◆ **Aim**
Check each line of the data for "Dollar" and select those that have it.

(Records that describe figures)

----

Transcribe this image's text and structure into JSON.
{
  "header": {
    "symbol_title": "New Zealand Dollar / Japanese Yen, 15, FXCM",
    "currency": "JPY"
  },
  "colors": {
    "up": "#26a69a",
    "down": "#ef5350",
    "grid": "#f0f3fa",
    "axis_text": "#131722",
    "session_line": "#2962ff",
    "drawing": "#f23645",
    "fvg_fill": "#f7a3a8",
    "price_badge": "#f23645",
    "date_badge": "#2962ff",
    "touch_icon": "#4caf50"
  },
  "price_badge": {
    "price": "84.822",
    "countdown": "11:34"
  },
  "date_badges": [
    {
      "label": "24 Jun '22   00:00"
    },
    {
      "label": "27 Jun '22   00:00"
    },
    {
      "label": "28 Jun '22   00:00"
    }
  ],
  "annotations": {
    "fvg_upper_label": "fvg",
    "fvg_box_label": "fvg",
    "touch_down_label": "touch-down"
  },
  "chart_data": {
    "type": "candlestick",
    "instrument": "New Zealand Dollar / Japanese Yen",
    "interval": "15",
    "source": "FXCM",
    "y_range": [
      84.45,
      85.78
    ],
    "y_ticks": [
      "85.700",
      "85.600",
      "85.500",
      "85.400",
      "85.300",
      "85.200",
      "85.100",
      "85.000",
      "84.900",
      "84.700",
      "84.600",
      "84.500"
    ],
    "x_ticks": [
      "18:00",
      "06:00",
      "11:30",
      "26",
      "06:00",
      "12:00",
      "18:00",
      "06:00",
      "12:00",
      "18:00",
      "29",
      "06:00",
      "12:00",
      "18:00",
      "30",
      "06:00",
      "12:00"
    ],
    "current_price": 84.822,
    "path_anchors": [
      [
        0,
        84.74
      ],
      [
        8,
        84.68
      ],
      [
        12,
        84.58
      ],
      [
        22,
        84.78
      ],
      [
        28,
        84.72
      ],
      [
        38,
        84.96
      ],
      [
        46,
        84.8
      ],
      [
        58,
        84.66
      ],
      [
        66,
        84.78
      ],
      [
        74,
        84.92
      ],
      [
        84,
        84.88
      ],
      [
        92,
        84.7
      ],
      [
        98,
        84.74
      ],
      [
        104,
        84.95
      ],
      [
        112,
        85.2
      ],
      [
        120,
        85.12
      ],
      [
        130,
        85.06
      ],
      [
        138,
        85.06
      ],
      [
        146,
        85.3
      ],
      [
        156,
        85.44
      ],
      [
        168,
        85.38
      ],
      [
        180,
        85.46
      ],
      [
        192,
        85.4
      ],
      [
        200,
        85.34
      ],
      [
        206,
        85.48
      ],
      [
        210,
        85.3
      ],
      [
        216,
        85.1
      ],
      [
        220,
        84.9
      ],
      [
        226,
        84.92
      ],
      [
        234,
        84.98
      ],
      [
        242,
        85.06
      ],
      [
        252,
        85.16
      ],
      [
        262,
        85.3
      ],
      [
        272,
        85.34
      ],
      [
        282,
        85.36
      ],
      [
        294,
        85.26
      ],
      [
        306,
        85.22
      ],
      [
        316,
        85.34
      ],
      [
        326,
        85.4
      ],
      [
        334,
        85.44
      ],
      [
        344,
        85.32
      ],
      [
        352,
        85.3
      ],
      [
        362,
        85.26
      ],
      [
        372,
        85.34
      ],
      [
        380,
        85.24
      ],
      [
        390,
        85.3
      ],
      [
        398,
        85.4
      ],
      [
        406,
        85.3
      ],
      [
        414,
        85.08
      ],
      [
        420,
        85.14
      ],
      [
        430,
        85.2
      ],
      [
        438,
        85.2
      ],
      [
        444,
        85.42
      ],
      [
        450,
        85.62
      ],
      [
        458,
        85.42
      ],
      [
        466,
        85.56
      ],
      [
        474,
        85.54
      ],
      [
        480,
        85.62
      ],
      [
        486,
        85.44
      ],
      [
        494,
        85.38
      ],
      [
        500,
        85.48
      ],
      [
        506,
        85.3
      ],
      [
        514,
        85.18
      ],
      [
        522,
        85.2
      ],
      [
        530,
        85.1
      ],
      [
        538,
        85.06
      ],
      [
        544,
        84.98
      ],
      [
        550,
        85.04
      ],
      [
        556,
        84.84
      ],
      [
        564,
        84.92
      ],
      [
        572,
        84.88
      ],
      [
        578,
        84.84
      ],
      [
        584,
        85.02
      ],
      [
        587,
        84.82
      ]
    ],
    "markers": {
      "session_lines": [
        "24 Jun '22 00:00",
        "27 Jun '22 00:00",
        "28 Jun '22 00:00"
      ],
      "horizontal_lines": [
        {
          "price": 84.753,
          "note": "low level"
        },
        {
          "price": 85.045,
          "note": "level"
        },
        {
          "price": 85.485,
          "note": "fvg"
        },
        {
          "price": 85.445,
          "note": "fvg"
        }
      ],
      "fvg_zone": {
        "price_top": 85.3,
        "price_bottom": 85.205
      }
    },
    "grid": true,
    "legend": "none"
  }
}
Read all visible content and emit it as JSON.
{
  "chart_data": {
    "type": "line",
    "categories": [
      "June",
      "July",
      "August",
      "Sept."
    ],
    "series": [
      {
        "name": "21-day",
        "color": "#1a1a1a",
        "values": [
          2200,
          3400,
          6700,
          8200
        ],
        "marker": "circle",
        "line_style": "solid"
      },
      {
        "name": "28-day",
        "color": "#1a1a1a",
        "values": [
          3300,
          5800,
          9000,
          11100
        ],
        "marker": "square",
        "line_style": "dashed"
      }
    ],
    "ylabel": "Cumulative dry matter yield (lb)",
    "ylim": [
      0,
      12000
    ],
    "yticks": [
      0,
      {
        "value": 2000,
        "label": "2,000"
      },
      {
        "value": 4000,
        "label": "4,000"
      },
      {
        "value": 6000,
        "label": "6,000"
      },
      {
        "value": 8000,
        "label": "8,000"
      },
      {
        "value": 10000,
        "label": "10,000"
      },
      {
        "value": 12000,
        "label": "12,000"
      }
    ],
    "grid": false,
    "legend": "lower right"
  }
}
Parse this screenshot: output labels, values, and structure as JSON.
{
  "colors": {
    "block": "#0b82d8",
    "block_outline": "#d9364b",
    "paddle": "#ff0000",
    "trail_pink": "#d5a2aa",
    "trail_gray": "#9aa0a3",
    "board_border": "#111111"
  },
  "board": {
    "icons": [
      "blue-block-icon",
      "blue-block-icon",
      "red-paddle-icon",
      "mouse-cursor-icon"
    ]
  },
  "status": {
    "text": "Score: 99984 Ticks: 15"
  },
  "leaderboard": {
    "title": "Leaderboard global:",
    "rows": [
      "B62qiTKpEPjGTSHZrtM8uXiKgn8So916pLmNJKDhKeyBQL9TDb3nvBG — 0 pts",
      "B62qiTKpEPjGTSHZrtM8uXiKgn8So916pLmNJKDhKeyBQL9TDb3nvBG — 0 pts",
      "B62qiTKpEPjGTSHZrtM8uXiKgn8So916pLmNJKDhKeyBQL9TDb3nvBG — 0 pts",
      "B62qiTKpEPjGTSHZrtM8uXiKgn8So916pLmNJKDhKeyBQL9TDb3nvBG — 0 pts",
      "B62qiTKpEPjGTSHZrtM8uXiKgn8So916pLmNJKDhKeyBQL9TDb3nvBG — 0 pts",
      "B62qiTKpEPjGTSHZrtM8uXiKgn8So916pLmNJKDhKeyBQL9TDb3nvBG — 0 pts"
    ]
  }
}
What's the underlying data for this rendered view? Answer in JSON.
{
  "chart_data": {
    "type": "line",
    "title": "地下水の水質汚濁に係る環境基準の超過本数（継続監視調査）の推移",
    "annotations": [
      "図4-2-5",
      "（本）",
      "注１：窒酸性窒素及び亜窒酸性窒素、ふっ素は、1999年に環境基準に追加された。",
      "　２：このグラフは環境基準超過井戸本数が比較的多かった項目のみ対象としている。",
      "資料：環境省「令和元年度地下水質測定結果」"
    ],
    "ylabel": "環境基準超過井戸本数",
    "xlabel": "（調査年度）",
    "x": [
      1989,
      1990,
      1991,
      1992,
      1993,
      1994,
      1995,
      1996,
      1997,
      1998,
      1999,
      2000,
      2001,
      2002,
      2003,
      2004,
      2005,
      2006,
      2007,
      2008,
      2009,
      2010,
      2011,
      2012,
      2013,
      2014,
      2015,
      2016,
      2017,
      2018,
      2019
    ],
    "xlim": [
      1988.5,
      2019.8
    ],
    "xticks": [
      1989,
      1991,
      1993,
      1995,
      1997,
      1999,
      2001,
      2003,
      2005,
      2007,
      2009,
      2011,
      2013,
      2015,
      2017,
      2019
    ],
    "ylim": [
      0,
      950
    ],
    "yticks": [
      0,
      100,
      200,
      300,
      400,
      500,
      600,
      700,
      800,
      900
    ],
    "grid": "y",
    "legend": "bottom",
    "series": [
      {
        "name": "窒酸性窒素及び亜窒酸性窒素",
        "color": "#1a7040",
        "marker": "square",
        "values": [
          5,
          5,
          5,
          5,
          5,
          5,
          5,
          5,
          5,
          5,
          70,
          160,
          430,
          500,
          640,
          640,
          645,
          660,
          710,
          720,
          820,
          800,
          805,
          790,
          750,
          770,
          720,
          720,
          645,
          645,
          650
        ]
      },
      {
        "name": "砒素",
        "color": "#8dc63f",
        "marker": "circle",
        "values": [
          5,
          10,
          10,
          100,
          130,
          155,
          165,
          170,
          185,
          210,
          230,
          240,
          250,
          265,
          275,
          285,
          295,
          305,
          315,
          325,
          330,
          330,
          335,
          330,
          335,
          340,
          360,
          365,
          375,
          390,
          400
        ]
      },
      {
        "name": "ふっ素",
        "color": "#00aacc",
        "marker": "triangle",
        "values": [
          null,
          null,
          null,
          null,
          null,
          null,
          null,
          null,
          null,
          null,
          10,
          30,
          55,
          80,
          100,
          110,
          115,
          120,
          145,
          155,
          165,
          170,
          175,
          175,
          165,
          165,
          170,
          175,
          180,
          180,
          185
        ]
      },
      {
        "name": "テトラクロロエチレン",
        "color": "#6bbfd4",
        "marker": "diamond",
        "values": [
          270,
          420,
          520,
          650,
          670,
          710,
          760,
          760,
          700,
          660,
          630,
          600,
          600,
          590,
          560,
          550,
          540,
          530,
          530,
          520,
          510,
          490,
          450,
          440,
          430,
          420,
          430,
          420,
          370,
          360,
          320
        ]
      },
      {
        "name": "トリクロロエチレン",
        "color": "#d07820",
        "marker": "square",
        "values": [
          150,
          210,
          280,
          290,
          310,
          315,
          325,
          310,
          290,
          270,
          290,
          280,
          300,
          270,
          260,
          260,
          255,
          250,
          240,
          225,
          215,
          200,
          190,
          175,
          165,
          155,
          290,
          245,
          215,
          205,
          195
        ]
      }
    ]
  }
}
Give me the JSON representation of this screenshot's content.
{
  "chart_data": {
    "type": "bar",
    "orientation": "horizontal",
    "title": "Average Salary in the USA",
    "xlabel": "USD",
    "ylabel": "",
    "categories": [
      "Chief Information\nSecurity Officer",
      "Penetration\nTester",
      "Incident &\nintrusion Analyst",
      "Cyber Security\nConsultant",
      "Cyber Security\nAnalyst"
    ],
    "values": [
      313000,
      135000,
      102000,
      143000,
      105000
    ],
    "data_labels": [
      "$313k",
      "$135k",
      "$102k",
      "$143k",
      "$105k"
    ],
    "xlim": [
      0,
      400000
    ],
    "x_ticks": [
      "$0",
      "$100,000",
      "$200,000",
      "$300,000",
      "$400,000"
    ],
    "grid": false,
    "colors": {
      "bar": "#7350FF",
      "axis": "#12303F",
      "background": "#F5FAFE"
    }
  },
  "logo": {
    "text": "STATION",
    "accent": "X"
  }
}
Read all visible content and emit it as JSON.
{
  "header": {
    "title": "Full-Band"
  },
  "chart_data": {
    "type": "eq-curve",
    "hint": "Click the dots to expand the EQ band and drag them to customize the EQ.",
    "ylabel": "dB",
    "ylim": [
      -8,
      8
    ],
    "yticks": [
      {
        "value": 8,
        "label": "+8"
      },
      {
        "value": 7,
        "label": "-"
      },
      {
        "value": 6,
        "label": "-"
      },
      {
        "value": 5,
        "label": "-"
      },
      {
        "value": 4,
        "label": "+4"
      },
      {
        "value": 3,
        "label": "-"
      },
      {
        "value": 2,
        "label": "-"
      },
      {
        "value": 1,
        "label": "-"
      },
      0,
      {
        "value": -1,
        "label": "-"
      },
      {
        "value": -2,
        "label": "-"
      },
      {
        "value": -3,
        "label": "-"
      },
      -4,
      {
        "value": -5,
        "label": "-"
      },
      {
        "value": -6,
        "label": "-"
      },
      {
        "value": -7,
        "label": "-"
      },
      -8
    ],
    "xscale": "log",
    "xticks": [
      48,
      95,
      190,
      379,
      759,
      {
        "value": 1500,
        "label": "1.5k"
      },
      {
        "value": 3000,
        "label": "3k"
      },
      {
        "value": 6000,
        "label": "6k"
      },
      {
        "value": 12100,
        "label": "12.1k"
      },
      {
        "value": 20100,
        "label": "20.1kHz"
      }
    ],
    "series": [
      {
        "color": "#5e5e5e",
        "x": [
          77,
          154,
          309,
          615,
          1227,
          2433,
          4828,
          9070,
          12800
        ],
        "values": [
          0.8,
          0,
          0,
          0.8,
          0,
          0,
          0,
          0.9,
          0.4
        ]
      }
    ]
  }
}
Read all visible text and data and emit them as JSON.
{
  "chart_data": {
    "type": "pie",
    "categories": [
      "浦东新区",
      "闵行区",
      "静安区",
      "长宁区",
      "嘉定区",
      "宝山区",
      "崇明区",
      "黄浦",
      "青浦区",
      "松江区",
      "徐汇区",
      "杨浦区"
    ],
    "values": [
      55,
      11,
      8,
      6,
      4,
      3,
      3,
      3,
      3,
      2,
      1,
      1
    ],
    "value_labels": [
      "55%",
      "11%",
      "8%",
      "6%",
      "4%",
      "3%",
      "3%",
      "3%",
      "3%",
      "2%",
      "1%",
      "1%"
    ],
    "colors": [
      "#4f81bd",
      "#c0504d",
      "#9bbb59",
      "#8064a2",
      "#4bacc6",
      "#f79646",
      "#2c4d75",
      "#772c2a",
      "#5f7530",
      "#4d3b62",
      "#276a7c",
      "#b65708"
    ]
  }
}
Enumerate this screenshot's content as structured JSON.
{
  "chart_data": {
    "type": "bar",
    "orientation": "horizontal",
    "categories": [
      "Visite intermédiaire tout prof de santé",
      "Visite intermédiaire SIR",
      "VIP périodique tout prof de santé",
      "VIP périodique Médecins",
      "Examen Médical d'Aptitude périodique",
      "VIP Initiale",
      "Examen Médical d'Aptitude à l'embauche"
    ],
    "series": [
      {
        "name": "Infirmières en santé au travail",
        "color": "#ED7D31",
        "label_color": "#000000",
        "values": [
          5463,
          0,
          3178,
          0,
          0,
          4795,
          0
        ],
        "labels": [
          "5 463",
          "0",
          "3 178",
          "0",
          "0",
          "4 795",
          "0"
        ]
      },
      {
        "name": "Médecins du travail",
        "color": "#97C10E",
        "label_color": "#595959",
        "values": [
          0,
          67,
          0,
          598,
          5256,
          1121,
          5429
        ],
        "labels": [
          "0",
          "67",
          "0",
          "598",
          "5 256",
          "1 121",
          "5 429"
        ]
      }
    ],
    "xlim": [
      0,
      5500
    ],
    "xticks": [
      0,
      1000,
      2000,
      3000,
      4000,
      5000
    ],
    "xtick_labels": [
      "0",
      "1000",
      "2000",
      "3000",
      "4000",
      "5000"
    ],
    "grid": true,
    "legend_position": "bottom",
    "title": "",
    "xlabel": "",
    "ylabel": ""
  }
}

----

◆ **Result below**
    "symbol_title": "New Zealand Dollar / Japanese Yen, 15, FXCM",
    "instrument": "New Zealand Dollar / Japanese Yen",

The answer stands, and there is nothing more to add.